What the task asks
Only the number is wanted: how many lines contain the string "includes"?

--- Start Raw data ---

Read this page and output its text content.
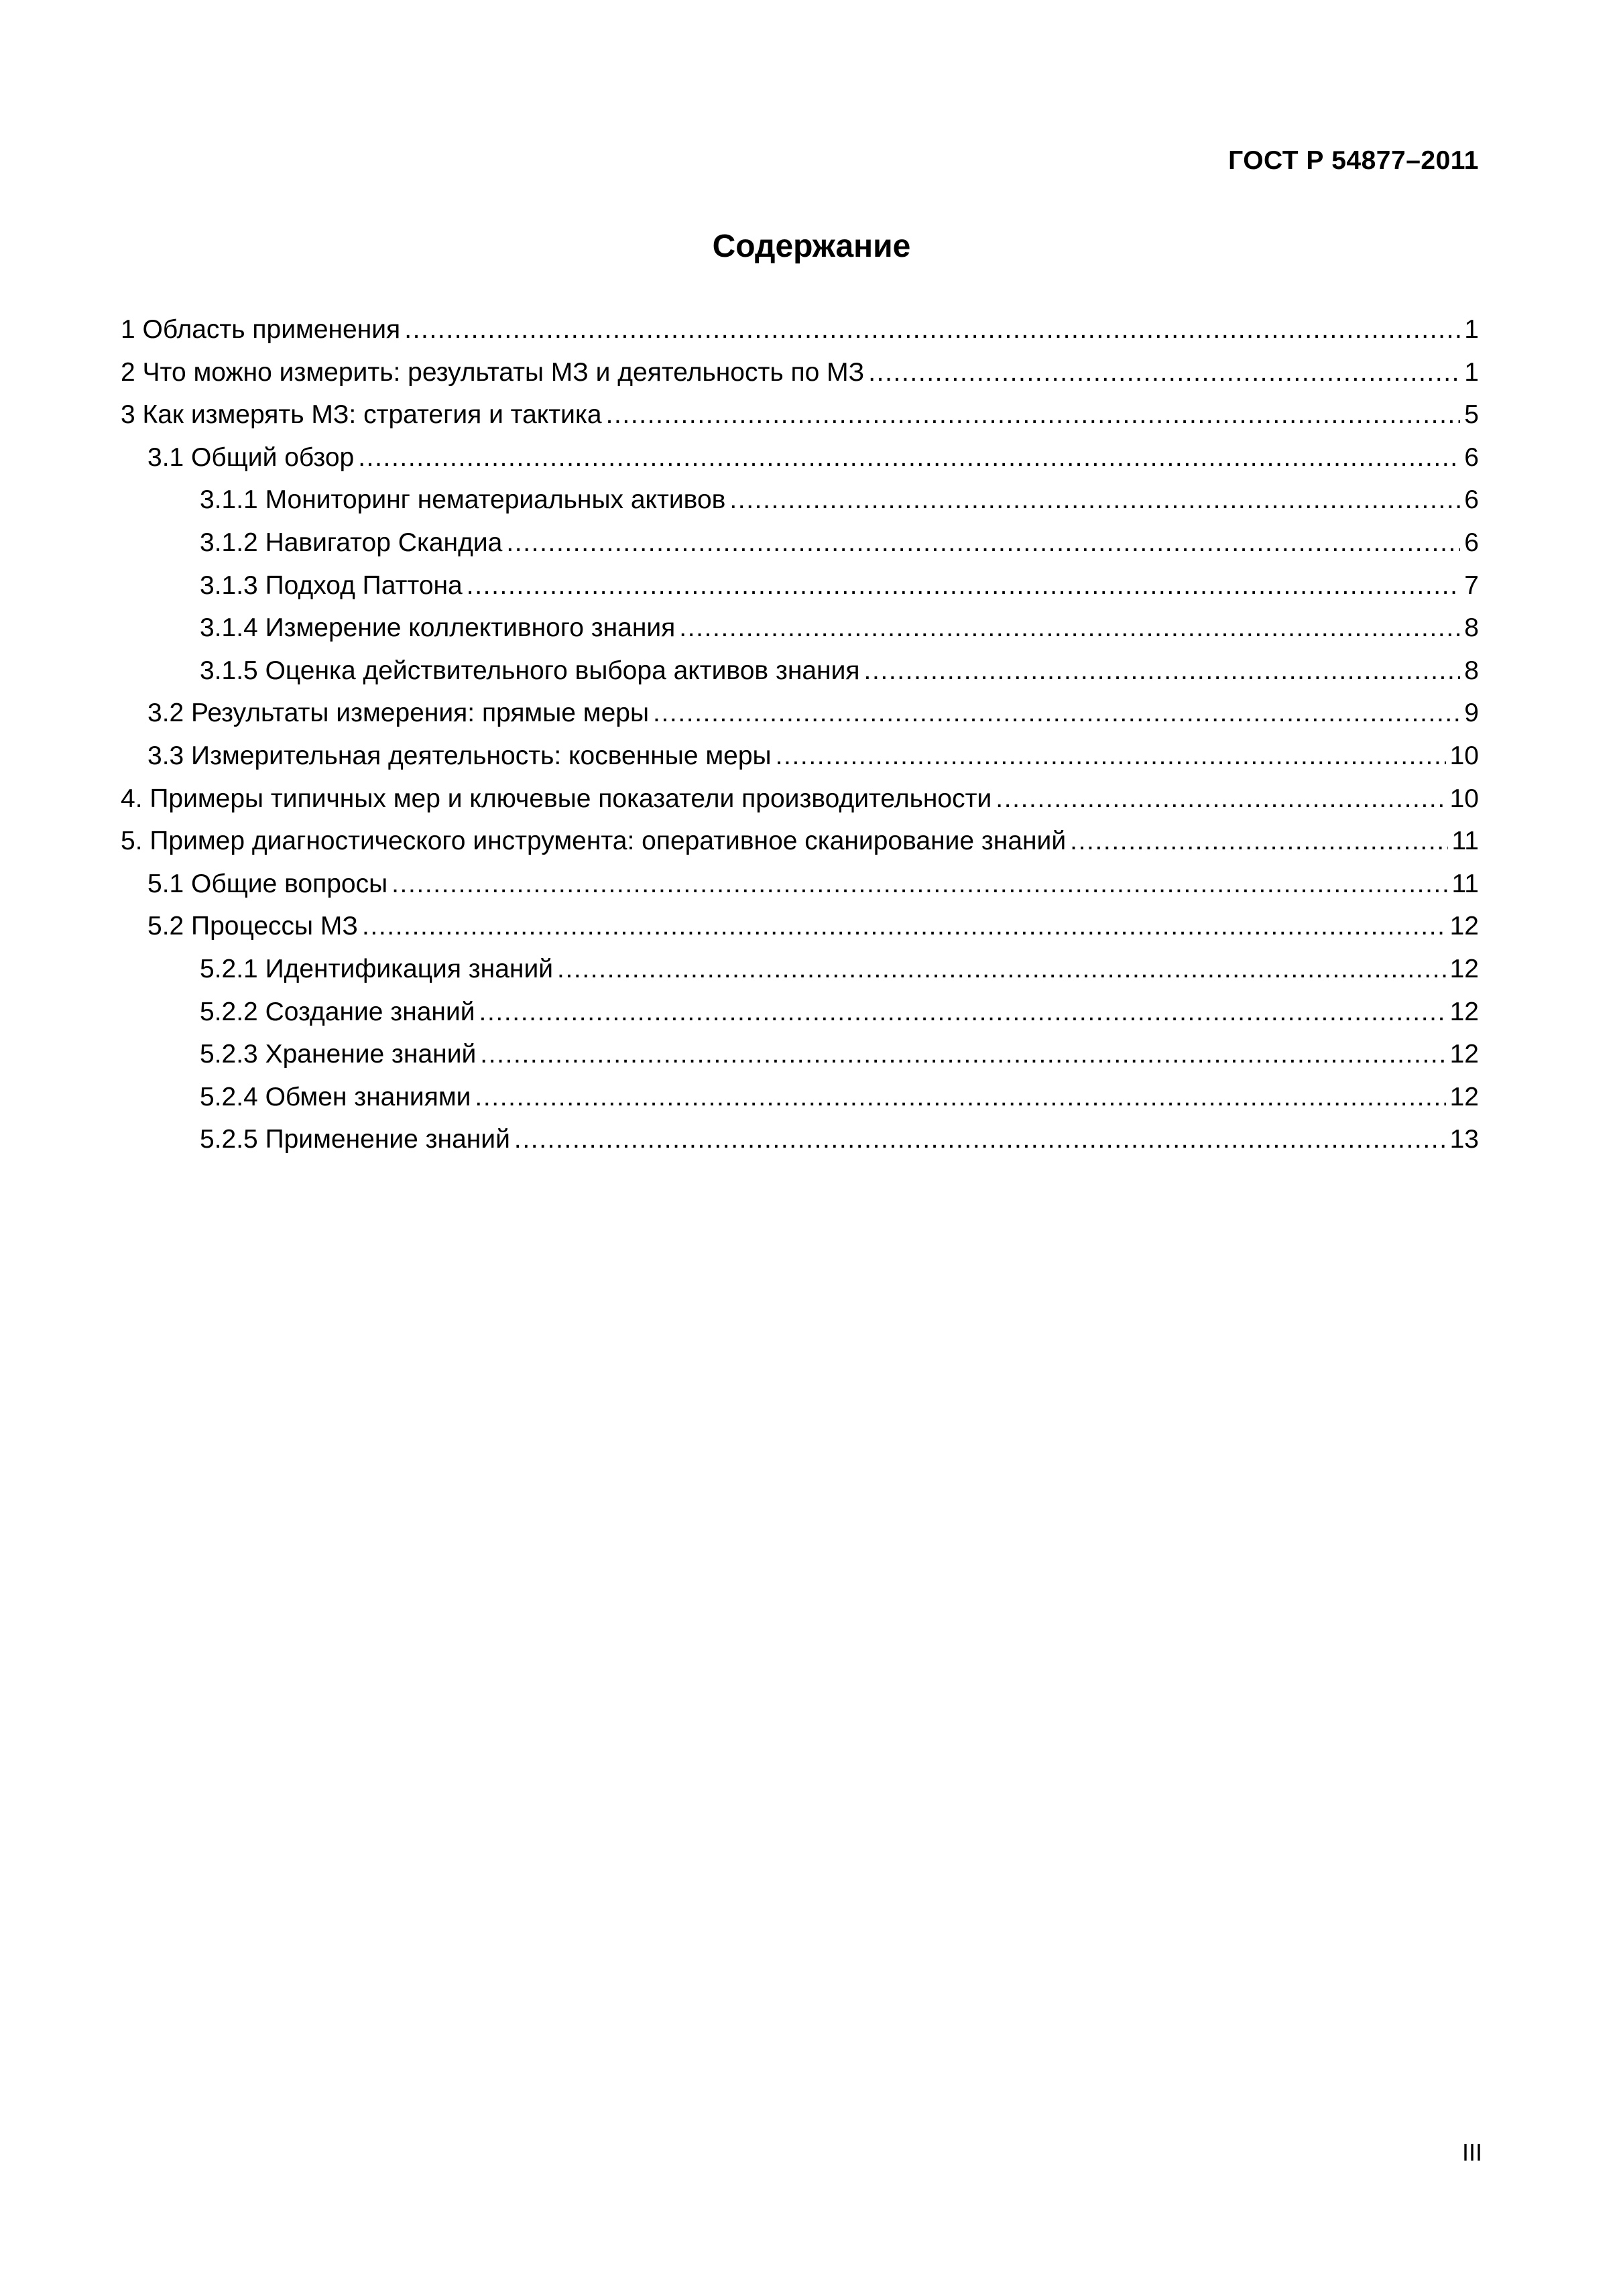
ГОСТ Р 54877–2011
Содержание
1 Область применения .....	1
2 Что можно измерить: результаты МЗ и деятельность по МЗ .....	1
3 Как измерять МЗ: стратегия и тактика .....	5
3.1 Общий обзор .....	6
3.1.1 Мониторинг нематериальных активов .....	6
3.1.2 Навигатор Скандиа .....	6
3.1.3 Подход Паттона .....	7
3.1.4 Измерение коллективного знания .....	8
3.1.5 Оценка действительного выбора активов знания .....	8
3.2 Результаты измерения: прямые меры .....	9
3.3 Измерительная деятельность: косвенные меры .....	10
4. Примеры типичных мер и ключевые показатели производительности .....	10
5. Пример диагностического инструмента: оперативное сканирование знаний .....	11
5.1 Общие вопросы .....	11
5.2 Процессы МЗ .....	12
5.2.1 Идентификация знаний .....	12
5.2.2 Создание знаний .....	12
5.2.3 Хранение знаний .....	12
5.2.4 Обмен знаниями .....	12
5.2.5 Применение знаний .....	13
III
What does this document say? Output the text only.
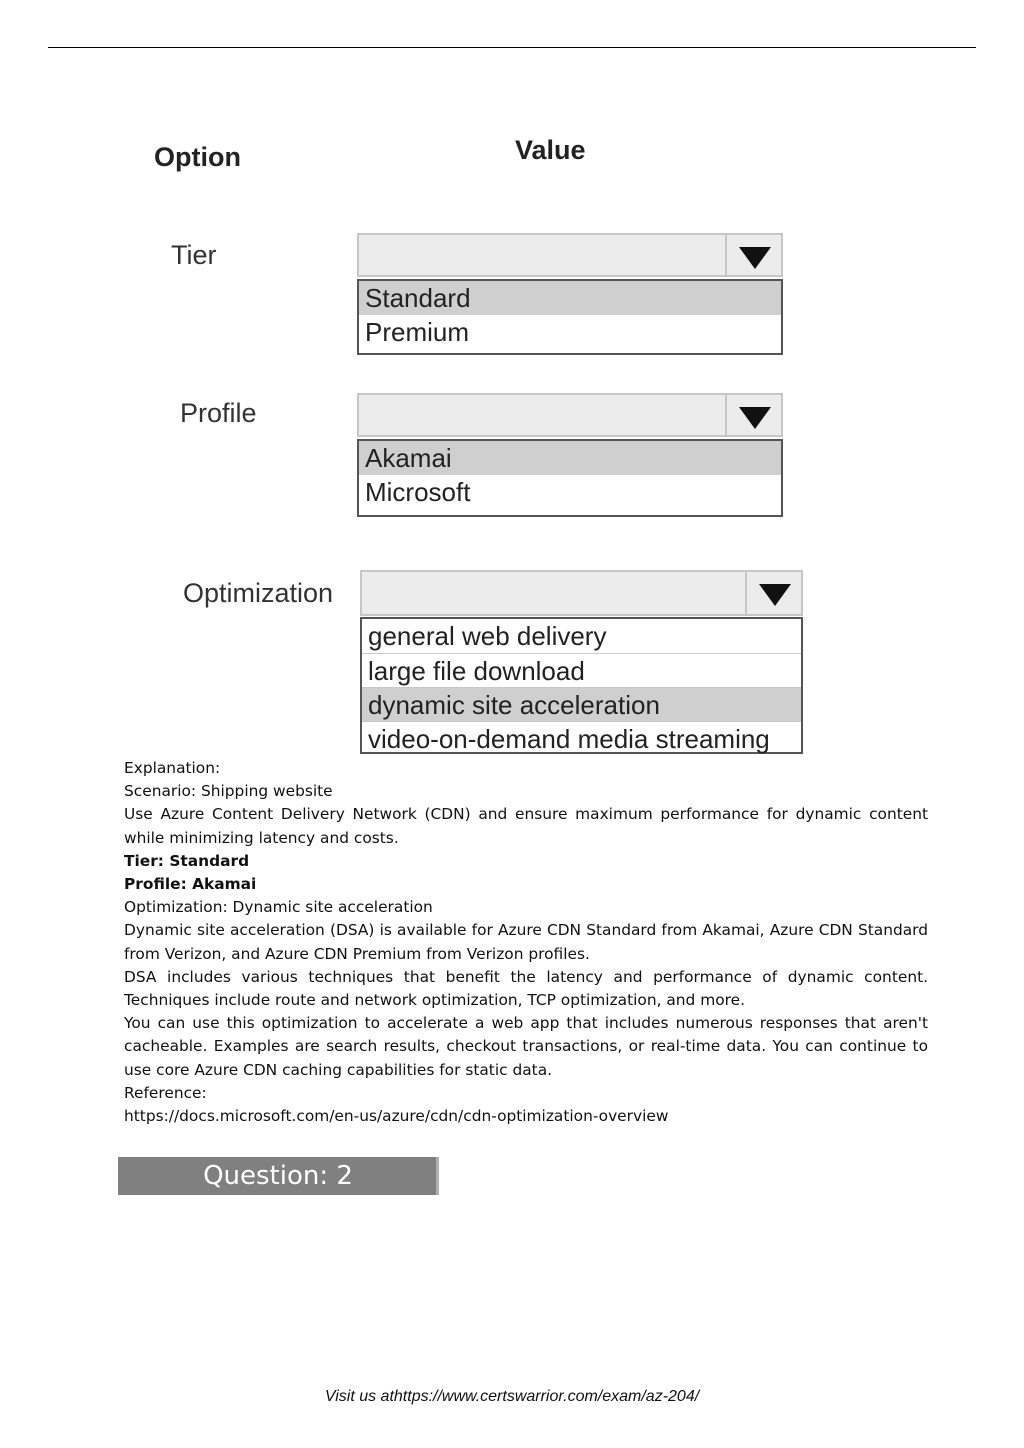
Option	Value
Tier
Standard
Premium
Profile
Akamai
Microsoft
Optimization
general web delivery
large file download
dynamic site acceleration
video-on-demand media streaming

Explanation:

Scenario: Shipping website

Use Azure Content Delivery Network (CDN) and ensure maximum performance for dynamic content while minimizing latency and costs.

Tier: Standard

Profile: Akamai

Optimization: Dynamic site acceleration

Dynamic site acceleration (DSA) is available for Azure CDN Standard from Akamai, Azure CDN Standard from Verizon, and Azure CDN Premium from Verizon profiles.

DSA includes various techniques that benefit the latency and performance of dynamic content. Techniques include route and network optimization, TCP optimization, and more.

You can use this optimization to accelerate a web app that includes numerous responses that aren't cacheable. Examples are search results, checkout transactions, or real-time data. You can continue to use core Azure CDN caching capabilities for static data.

Reference:

https://docs.microsoft.com/en-us/azure/cdn/cdn-optimization-overview

Question: 2
Visit us athttps://www.certswarrior.com/exam/az-204/
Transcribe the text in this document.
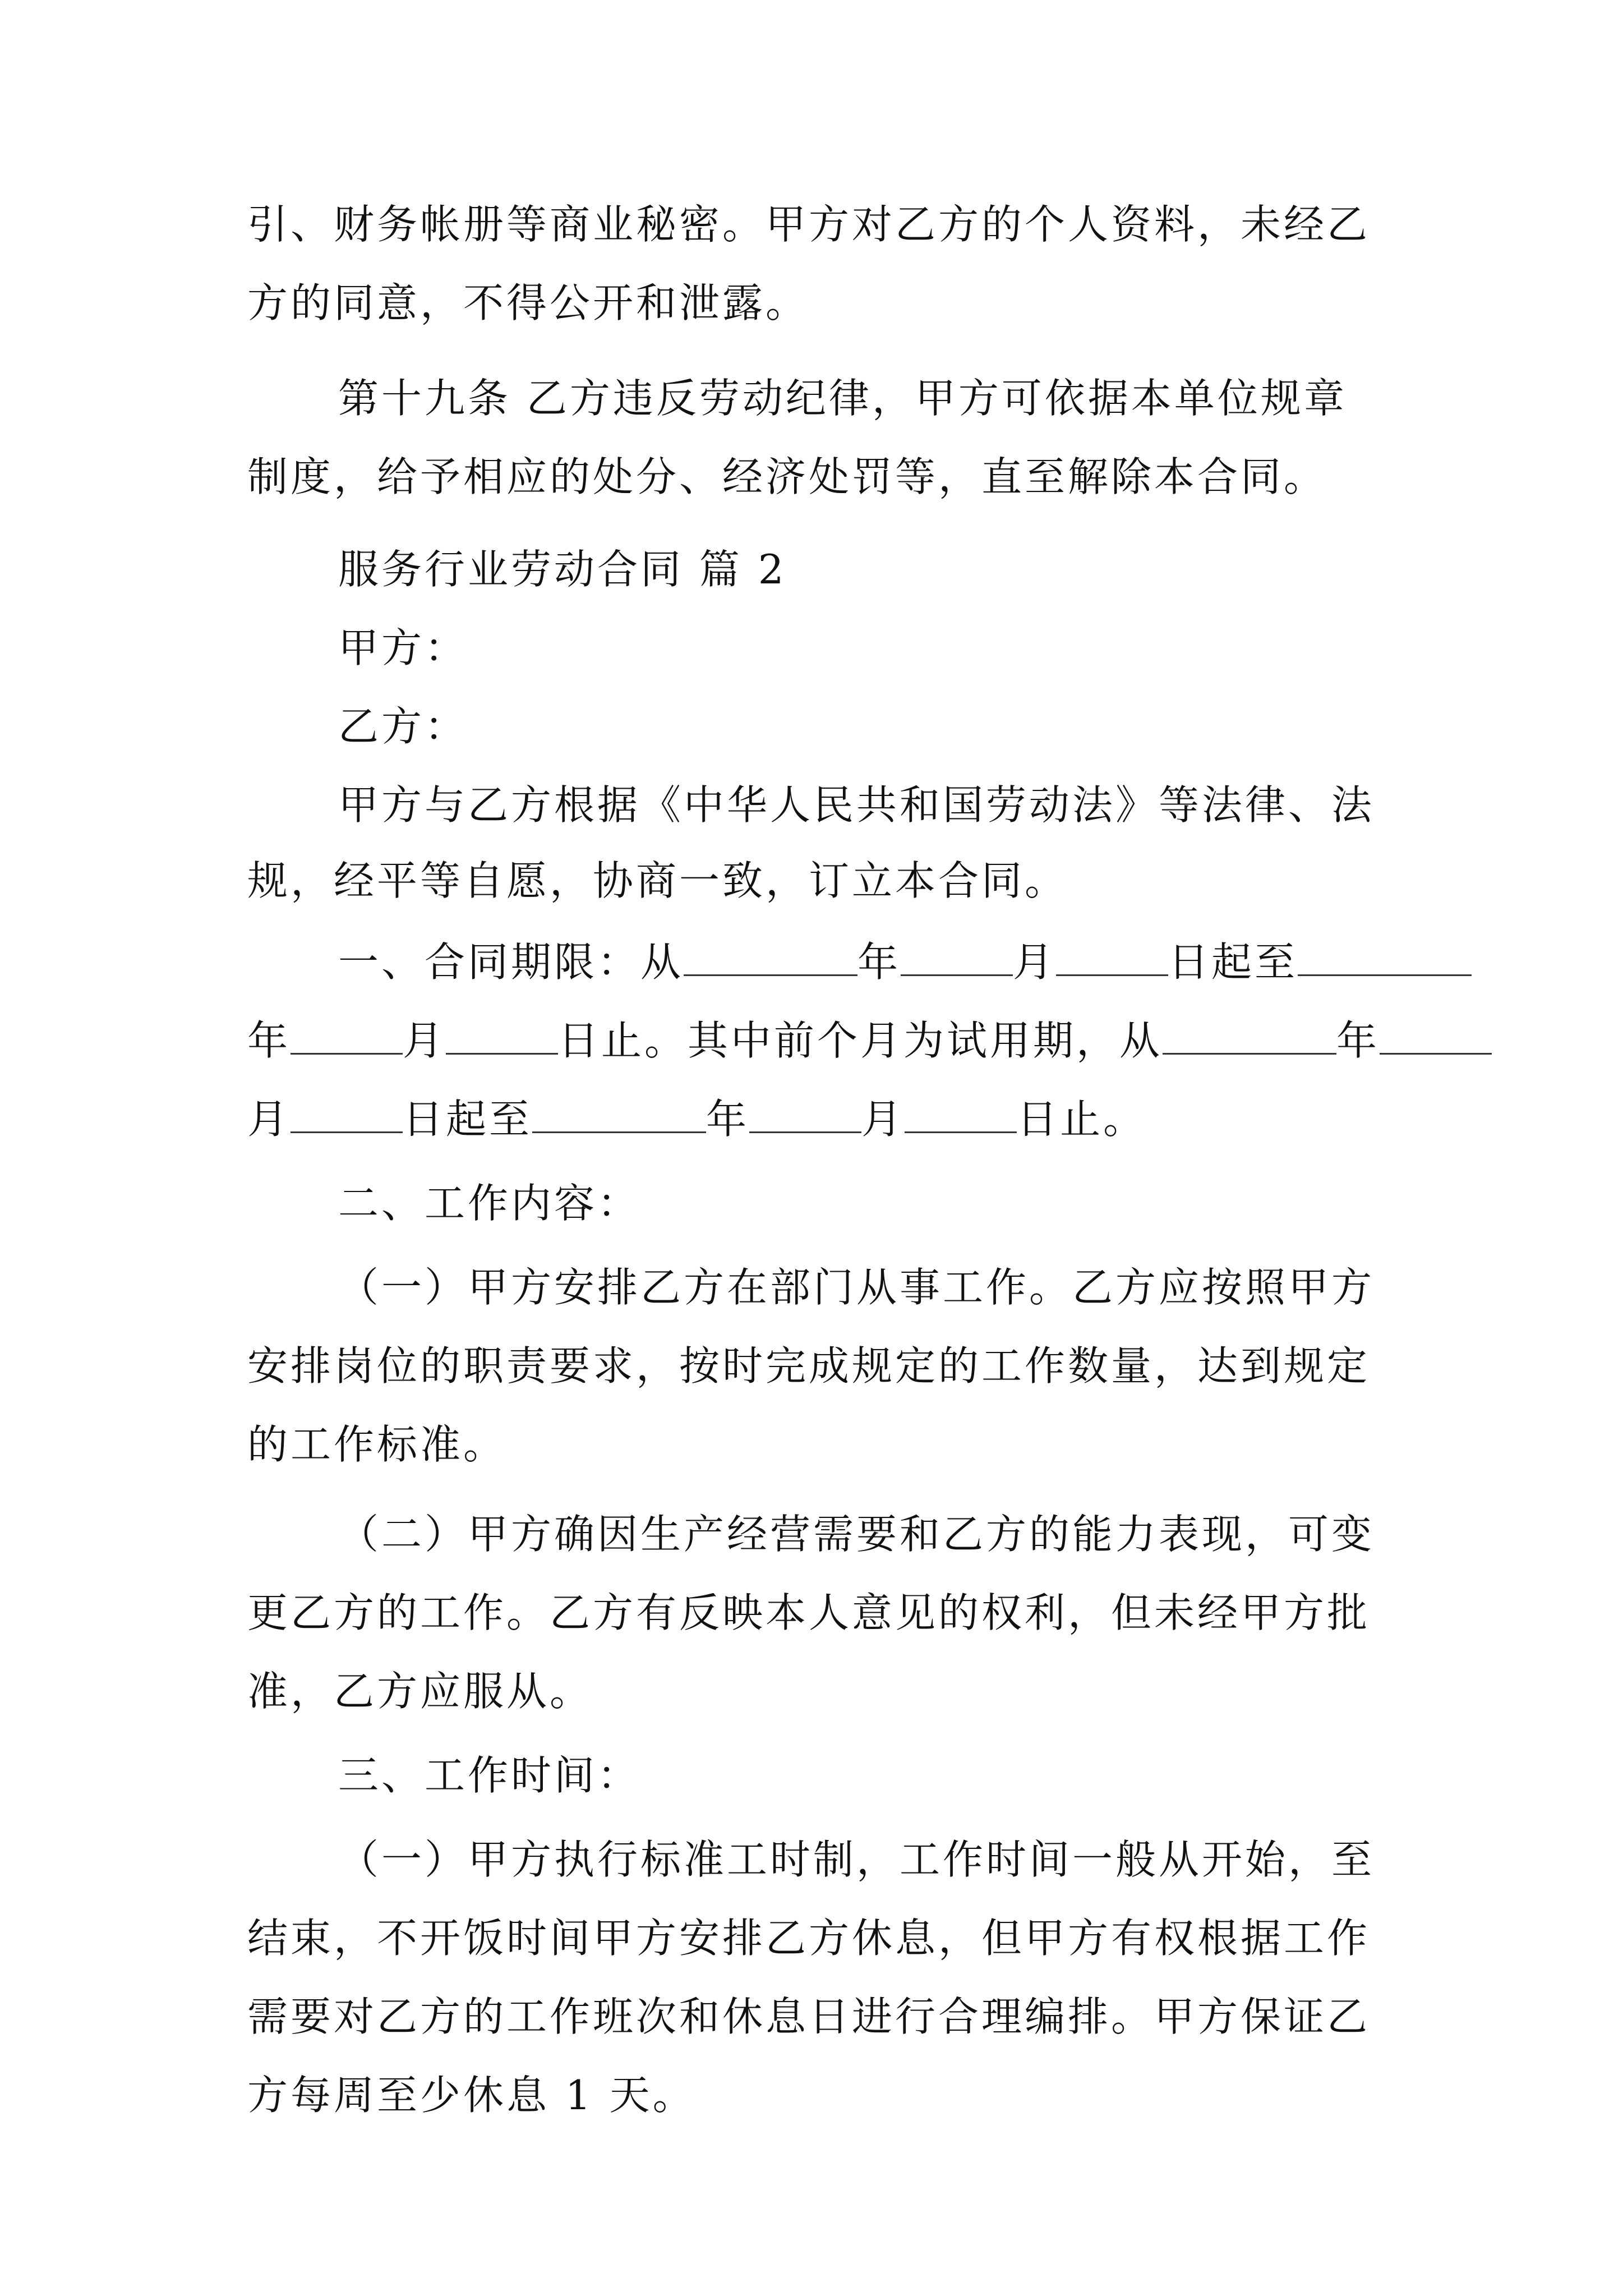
引、财务帐册等商业秘密。甲方对乙方的个人资料，未经乙
方的同意，不得公开和泄露。
第十九条 乙方违反劳动纪律，甲方可依据本单位规章
制度，给予相应的处分、经济处罚等，直至解除本合同。
服务行业劳动合同 篇 2
甲方：
乙方：
甲方与乙方根据《中华人民共和国劳动法》等法律、法
规，经平等自愿，协商一致，订立本合同。
一、合同期限：从	年	月	日起至
年	月	日止。其中前个月为试用期，从	年
月	日起至	年	月	日止。
二、工作内容：
（一）甲方安排乙方在部门从事工作。乙方应按照甲方
安排岗位的职责要求，按时完成规定的工作数量，达到规定
的工作标准。
（二）甲方确因生产经营需要和乙方的能力表现，可变
更乙方的工作。乙方有反映本人意见的权利，但未经甲方批
准，乙方应服从。
三、工作时间：
（一）甲方执行标准工时制，工作时间一般从开始，至
结束，不开饭时间甲方安排乙方休息，但甲方有权根据工作
需要对乙方的工作班次和休息日进行合理编排。甲方保证乙
方每周至少休息 1 天。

--- End Raw data ---

Exercise answer
2